The problem: Please reproduce every record, keeping each one exactly as written.

Recorded data:
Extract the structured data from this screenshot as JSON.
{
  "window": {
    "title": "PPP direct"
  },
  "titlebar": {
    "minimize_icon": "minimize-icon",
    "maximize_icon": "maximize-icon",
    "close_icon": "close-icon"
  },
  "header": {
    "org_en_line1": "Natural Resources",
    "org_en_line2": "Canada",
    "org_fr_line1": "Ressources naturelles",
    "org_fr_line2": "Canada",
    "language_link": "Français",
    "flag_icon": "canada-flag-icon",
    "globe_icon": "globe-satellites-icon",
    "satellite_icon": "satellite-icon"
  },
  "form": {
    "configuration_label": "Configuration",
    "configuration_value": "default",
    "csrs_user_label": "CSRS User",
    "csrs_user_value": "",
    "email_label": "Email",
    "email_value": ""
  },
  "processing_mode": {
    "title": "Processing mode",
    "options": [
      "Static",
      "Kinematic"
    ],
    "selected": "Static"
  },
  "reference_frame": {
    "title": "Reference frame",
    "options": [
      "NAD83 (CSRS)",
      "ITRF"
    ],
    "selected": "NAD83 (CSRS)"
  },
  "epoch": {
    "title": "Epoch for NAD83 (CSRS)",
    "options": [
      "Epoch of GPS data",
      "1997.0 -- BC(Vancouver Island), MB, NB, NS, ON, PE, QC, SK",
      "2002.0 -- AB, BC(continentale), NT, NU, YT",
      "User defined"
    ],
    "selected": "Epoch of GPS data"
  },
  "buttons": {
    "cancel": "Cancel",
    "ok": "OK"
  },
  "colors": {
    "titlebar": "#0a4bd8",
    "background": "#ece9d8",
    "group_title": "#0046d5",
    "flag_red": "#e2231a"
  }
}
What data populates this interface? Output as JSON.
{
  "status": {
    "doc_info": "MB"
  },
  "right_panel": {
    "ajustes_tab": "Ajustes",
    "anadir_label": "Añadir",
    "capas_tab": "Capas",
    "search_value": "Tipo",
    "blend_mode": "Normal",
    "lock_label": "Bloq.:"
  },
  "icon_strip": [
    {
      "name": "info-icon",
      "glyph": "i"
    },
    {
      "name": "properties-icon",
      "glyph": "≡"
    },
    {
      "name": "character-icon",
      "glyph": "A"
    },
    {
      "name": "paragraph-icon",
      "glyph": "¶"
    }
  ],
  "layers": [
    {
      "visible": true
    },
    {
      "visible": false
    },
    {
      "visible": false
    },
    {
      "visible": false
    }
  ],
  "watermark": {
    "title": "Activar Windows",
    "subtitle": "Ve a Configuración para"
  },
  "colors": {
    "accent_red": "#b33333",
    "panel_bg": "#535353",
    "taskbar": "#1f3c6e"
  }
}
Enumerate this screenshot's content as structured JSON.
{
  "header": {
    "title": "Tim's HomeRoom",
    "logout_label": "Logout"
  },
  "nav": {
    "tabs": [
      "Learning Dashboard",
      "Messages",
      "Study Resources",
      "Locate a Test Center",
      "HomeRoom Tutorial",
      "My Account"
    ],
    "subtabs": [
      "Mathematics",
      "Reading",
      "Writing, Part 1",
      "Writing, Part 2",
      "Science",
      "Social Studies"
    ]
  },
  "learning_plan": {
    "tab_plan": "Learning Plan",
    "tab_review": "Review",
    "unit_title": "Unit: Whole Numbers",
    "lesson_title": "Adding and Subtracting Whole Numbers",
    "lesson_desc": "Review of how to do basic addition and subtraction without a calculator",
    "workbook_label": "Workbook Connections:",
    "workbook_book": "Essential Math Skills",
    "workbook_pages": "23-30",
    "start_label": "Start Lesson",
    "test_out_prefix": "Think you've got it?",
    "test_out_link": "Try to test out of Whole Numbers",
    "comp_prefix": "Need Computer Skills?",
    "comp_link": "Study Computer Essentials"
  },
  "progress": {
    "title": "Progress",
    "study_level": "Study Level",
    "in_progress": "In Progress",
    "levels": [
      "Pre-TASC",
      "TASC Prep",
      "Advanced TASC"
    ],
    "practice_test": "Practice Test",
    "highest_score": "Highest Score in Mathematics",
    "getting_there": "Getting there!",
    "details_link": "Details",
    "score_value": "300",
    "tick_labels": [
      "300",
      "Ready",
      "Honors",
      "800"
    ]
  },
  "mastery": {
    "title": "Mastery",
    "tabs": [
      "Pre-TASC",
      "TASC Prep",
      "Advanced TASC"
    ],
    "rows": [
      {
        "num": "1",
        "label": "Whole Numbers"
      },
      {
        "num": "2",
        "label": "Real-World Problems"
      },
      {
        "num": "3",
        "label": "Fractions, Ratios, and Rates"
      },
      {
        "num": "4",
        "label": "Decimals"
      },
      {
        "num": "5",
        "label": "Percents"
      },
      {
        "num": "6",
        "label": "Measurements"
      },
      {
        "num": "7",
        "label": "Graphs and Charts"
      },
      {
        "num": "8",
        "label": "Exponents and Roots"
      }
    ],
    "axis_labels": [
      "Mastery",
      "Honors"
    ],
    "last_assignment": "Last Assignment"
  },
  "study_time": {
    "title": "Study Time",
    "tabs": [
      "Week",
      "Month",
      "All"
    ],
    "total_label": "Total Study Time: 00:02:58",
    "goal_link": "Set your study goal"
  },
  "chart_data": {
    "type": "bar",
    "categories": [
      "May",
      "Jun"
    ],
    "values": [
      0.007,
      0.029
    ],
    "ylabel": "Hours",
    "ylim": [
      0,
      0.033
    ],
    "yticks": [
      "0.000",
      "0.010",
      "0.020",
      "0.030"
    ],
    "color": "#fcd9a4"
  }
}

Result of this task:
Extract the structured data from this screenshot as JSON.
{
  "window": {
    "title": "PPP direct"
  },
  "titlebar": {
    "minimize_icon": "minimize-icon",
    "maximize_icon": "maximize-icon",
    "close_icon": "close-icon"
  },
  "header": {
    "org_en_line1": "Natural Resources",
    "org_en_line2": "Canada",
    "org_fr_line1": "Ressources naturelles",
    "org_fr_line2": "Canada",
    "language_link": "Français",
    "flag_icon": "canada-flag-icon",
    "globe_icon": "globe-satellites-icon",
    "satellite_icon": "satellite-icon"
  },
  "form": {
    "configuration_label": "Configuration",
    "configuration_value": "default",
    "csrs_user_label": "CSRS User",
    "csrs_user_value": "",
    "email_label": "Email",
    "email_value": ""
  },
  "processing_mode": {
    "title": "Processing mode",
    "options": [
      "Static",
      "Kinematic"
    ],
    "selected": "Static"
  },
  "reference_frame": {
    "title": "Reference frame",
    "options": [
      "NAD83 (CSRS)",
      "ITRF"
    ],
    "selected": "NAD83 (CSRS)"
  },
  "epoch": {
    "title": "Epoch for NAD83 (CSRS)",
    "options": [
      "Epoch of GPS data",
      "1997.0 -- BC(Vancouver Island), MB, NB, NS, ON, PE, QC, SK",
      "2002.0 -- AB, BC(continentale), NT, NU, YT",
      "User defined"
    ],
    "selected": "Epoch of GPS data"
  },
  "buttons": {
    "cancel": "Cancel",
    "ok": "OK"
  },
  "colors": {
    "titlebar": "#0a4bd8",
    "background": "#ece9d8",
    "group_title": "#0046d5",
    "flag_red": "#e2231a"
  }
}
What data populates this interface? Output as JSON.
{
  "status": {
    "doc_info": "MB"
  },
  "right_panel": {
    "ajustes_tab": "Ajustes",
    "anadir_label": "Añadir",
    "capas_tab": "Capas",
    "search_value": "Tipo",
    "blend_mode": "Normal",
    "lock_label": "Bloq.:"
  },
  "icon_strip": [
    {
      "name": "info-icon",
      "glyph": "i"
    },
    {
      "name": "properties-icon",
      "glyph": "≡"
    },
    {
      "name": "character-icon",
      "glyph": "A"
    },
    {
      "name": "paragraph-icon",
      "glyph": "¶"
    }
  ],
  "layers": [
    {
      "visible": true
    },
    {
      "visible": false
    },
    {
      "visible": false
    },
    {
      "visible": false
    }
  ],
  "watermark": {
    "title": "Activar Windows",
    "subtitle": "Ve a Configuración para"
  },
  "colors": {
    "accent_red": "#b33333",
    "panel_bg": "#535353",
    "taskbar": "#1f3c6e"
  }
}
Enumerate this screenshot's content as structured JSON.
{
  "header": {
    "title": "Tim's HomeRoom",
    "logout_label": "Logout"
  },
  "nav": {
    "tabs": [
      "Learning Dashboard",
      "Messages",
      "Study Resources",
      "Locate a Test Center",
      "HomeRoom Tutorial",
      "My Account"
    ],
    "subtabs": [
      "Mathematics",
      "Reading",
      "Writing, Part 1",
      "Writing, Part 2",
      "Science",
      "Social Studies"
    ]
  },
  "learning_plan": {
    "tab_plan": "Learning Plan",
    "tab_review": "Review",
    "unit_title": "Unit: Whole Numbers",
    "lesson_title": "Adding and Subtracting Whole Numbers",
    "lesson_desc": "Review of how to do basic addition and subtraction without a calculator",
    "workbook_label": "Workbook Connections:",
    "workbook_book": "Essential Math Skills",
    "workbook_pages": "23-30",
    "start_label": "Start Lesson",
    "test_out_prefix": "Think you've got it?",
    "test_out_link": "Try to test out of Whole Numbers",
    "comp_prefix": "Need Computer Skills?",
    "comp_link": "Study Computer Essentials"
  },
  "progress": {
    "title": "Progress",
    "study_level": "Study Level",
    "in_progress": "In Progress",
    "levels": [
      "Pre-TASC",
      "TASC Prep",
      "Advanced TASC"
    ],
    "practice_test": "Practice Test",
    "highest_score": "Highest Score in Mathematics",
    "getting_there": "Getting there!",
    "details_link": "Details",
    "score_value": "300",
    "tick_labels": [
      "300",
      "Ready",
      "Honors",
      "800"
    ]
  },
  "mastery": {
    "title": "Mastery",
    "tabs": [
      "Pre-TASC",
      "TASC Prep",
      "Advanced TASC"
    ],
    "rows": [
      {
        "num": "1",
        "label": "Whole Numbers"
      },
      {
        "num": "2",
        "label": "Real-World Problems"
      },
      {
        "num": "3",
        "label": "Fractions, Ratios, and Rates"
      },
      {
        "num": "4",
        "label": "Decimals"
      },
      {
        "num": "5",
        "label": "Percents"
      },
      {
        "num": "6",
        "label": "Measurements"
      },
      {
        "num": "7",
        "label": "Graphs and Charts"
      },
      {
        "num": "8",
        "label": "Exponents and Roots"
      }
    ],
    "axis_labels": [
      "Mastery",
      "Honors"
    ],
    "last_assignment": "Last Assignment"
  },
  "study_time": {
    "title": "Study Time",
    "tabs": [
      "Week",
      "Month",
      "All"
    ],
    "total_label": "Total Study Time: 00:02:58",
    "goal_link": "Set your study goal"
  },
  "chart_data": {
    "type": "bar",
    "categories": [
      "May",
      "Jun"
    ],
    "values": [
      0.007,
      0.029
    ],
    "ylabel": "Hours",
    "ylim": [
      0,
      0.033
    ],
    "yticks": [
      "0.000",
      "0.010",
      "0.020",
      "0.030"
    ],
    "color": "#fcd9a4"
  }
}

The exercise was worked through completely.